TEXTO FORNECIDO:
....
Foram, ao todo, 800 mil toneladas de carne – ou 10% da produção local – que colocaram o País no terceiro lugar no ranking mundial do comércio internacional de bovinos. “Seremos os primeiros em breve”, anuncia, confiante, José Olavo Borges Mendes, presidente da Associação Brasileira dos Criadores de Zebu (ABCZ). Zebu é a raça de gado predominante no País. Importada da Índia há mais de 70 anos, hoje domina 80% do rebanho brasileiro de quase 170 milhões de cabeças (ou quase um boi para cada ser humano no território nacional).

Burocracia – Na frente do Brasil no comércio exterior só restaram a Austrália (com 1,2 milhão de toneladas/ano) e os Estados Unidos (985 mil toneladas/ano). Há dez anos, o Brasil estava em sexto no ranking, com pouco mais de 300 mil toneladas/ano, segundo dados recolhidos por Pineda. A confiança do setor em alcançar a liderança em breve vem de fatores geográficos – a imensidão territorial e o clima propício à prática da pecuária durante o ano todo – e econômicos – o custo de criação no País é o mais baixo do mundo, por conta da mão-de-obra barata e das facilidades em se criar os bois em pasto, sem necessidade de investimentos em ração, como ocorre, por exemplo, nos Estados Unidos.

O atual sonho de consumo dos criadores e donos de frigoríficos é a Ásia. Com rotas em processo de consolidação na Europa e nos EUA, resta buscar, principalmente, os mercados chinês e japonês. “Se cada chinês comesse um bife por dia…”, sonha Mendes, da ABCZ. “É um mercado muito cheio de barreiras, temos de ser cautelosos”, diz o presidente da Associação Brasileira da Indústria Exportadora de Carne Industrializada (Abiec), Edivar Vilela de Queiroz. Todo processo de desbravamento de novos mercados é complicado, lento e burocrático.
....
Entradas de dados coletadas

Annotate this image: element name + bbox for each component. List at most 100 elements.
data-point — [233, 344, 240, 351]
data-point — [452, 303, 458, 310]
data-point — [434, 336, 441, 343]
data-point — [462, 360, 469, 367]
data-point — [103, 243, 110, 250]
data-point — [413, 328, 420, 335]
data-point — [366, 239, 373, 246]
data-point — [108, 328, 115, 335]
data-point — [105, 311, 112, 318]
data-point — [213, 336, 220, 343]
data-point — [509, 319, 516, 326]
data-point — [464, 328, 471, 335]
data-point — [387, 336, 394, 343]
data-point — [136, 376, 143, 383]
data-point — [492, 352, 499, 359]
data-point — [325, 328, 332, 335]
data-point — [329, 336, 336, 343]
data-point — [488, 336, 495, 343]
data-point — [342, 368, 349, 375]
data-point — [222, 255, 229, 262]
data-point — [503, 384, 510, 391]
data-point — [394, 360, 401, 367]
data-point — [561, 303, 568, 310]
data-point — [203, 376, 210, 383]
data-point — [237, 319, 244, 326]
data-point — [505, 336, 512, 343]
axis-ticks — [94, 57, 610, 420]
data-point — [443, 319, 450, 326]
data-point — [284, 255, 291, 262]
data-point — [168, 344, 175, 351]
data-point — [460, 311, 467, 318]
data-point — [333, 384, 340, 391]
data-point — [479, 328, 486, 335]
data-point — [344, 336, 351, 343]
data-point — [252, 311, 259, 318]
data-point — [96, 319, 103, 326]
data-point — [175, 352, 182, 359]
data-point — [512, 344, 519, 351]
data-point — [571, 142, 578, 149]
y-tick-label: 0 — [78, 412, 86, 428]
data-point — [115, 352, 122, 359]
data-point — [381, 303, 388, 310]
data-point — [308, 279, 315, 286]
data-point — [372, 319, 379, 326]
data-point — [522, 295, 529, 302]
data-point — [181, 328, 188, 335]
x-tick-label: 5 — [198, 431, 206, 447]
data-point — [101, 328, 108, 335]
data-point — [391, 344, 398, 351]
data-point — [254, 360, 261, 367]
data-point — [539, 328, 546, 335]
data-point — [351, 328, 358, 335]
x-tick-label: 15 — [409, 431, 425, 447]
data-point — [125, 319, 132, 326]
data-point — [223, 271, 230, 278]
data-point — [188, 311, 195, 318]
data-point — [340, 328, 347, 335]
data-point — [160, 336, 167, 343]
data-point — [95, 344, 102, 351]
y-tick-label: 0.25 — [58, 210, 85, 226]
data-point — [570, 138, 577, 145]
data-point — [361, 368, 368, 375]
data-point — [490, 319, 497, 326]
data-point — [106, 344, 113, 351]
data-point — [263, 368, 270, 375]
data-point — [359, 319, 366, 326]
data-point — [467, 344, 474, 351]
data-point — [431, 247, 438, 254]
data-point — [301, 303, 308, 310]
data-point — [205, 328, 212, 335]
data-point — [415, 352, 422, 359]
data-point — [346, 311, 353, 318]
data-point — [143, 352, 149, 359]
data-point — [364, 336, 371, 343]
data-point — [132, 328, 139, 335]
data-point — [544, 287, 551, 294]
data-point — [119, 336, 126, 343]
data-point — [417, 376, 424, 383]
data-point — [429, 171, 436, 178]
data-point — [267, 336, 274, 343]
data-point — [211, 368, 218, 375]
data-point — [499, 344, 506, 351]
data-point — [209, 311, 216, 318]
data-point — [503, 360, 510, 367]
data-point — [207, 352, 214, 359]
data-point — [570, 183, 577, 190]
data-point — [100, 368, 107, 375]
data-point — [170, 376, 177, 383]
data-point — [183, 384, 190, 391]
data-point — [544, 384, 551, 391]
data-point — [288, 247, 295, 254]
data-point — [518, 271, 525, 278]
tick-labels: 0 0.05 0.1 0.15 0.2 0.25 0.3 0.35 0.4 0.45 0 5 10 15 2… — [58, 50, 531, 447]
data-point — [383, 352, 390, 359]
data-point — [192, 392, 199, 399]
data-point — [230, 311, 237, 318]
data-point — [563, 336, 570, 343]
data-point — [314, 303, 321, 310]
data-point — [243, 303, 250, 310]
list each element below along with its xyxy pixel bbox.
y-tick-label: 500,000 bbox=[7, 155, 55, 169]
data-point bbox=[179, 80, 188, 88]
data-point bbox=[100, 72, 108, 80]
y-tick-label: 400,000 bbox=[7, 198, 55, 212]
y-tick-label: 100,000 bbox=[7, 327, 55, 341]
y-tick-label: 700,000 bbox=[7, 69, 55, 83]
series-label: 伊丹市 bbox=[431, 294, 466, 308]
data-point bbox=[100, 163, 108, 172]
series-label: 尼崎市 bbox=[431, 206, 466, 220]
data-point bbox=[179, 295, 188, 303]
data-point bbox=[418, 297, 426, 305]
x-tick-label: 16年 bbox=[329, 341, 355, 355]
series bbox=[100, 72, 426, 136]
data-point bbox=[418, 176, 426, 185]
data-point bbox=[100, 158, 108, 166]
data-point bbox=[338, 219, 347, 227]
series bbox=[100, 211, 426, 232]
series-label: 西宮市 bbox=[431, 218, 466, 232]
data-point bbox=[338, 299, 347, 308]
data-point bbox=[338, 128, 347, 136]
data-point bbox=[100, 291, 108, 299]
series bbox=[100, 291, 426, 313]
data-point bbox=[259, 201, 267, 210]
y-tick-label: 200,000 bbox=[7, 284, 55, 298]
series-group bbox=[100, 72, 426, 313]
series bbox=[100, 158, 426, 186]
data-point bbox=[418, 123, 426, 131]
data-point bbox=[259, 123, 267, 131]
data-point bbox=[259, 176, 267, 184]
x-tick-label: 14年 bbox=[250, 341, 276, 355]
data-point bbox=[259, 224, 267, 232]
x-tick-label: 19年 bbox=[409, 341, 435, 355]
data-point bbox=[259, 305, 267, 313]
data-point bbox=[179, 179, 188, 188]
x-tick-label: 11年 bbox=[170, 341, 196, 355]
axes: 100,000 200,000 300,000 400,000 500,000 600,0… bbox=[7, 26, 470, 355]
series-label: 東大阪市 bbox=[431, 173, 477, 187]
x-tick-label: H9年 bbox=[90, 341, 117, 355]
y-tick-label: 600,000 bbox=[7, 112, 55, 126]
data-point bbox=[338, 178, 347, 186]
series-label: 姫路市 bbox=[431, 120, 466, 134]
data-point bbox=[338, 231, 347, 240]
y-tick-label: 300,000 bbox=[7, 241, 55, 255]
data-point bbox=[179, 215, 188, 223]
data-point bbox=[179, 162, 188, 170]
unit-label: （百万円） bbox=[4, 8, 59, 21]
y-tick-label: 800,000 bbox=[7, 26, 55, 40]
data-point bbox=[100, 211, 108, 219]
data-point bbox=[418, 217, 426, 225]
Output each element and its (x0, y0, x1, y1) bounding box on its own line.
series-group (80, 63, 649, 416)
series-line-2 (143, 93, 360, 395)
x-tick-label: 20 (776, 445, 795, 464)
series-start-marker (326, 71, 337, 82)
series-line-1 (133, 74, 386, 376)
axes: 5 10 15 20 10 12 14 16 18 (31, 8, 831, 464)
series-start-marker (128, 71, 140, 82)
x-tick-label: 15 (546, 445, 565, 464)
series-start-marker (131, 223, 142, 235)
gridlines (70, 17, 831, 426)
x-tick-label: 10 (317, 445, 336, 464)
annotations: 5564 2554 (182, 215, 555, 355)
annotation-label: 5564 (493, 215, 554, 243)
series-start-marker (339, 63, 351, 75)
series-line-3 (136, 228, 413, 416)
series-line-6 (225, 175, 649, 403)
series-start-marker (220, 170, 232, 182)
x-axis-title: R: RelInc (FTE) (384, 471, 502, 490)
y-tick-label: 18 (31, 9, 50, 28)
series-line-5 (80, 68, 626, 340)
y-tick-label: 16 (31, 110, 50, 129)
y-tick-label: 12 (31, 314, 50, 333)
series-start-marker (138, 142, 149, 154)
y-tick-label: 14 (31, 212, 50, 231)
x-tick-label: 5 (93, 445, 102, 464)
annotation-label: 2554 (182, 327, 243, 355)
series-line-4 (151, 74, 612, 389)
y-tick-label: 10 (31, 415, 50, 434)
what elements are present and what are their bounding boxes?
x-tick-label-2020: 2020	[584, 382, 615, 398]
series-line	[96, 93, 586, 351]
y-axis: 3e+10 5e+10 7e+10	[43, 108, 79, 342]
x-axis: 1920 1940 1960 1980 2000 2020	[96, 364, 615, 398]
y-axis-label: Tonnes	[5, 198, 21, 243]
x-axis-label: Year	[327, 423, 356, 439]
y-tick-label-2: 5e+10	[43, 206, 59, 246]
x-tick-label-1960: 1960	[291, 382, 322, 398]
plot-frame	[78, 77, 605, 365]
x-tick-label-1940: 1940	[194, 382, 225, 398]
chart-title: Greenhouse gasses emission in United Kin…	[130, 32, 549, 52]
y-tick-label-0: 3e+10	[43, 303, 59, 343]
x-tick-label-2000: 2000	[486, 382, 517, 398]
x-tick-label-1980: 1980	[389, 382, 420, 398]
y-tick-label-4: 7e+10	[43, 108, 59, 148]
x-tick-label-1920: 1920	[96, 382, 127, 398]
....
O QUE FAZER:
a) De acordo com o texto sobre a exportação de carne bovina, que raça de gado predomina no rebanho brasileiro?
b) Prossiga com o texto sobre a exportação de carne bovina a partir da última frase apresentada.
As entradas vêm de outra fonte.

RESPOSTAS DAS TAREFAS:
a) O zebu, que domina 80% do rebanho brasileiro.

b)
Quando envolve um produto tão delicado quanto alimentação, então, as dificuldades se multiplicam. É preciso estabelecer acordos sanitários com os países-alvo e, principalmente, manter compromissos de estabelecimento de qualidade. O surgimento de doenças como a febre aftosa pode arruinar contratos milionários – como já aconteceu quando alguns focos da febre foram detectados no Rio Grande do Sul, no ano passado (a situação já está controlada e o rebanho só precisa do reconhecimento oficial para voltar a ter o selo de qualidade). Outra barreira comum é o hábito alimentar. Na China, por exemplo, consome-se muito carnes suínas e de aves.

Outro empecilho, este de caráter passageiro, tem sido o baixo preço
da carne argentina – cuja qualidade é, em muitos casos, superior
à brasileira. A desvalorização do peso e a crise econômica baixaram
para US$ 8 o preço da arroba, enquanto a carne brasileira sai por
US$ 18. “No momento, essa tem sido nossa grande preocupação”, diz
o presidente da Abiec.

A cadeia de criadores e produtores terá uma grande chance, no início de maio, de vender o seu peixe (ou o seu bife, melhor dizendo) para a comunidade internacional de compradores. A tradicionalíssima ExpoZebu, que ocorre há quase 70 anos em Uberaba (MG), vai receber cerca de 500 estrangeiros este ano, contra 130 no ano passado. No ano passado, o evento fez girar R$ 50 milhões em negócios. Incluído na soma está o maior preço pago por um reprodutor bovino na história mundial: metade do “passe” da vaca Essência da Guadalupe, de propriedade de um criador paulista, foi vendido por R$ 840 mil. No mesmo leilão, o jumento Chapadão, de Uberaba, também trocou de mãos por um valor que chega a ser inacreditável: R$ 119 mil. Somas tão grandes justificam-se pela capacidade e qualidade de reprodução desses animais.

Mas, à parte os leilões de animais e os shows de cantores populares que movimentam a cidade durante o evento, a ExpoZebu deste ano deve render mesmo é nos bastidores. “Nós pedimos a todos os representantes da América Latina para que tragam algum responsável do governo para discutirmos questões sanitárias”, diz o presidente da ABCZ. Nosso rebanho pode dar mais um passo rumo ao Exterior.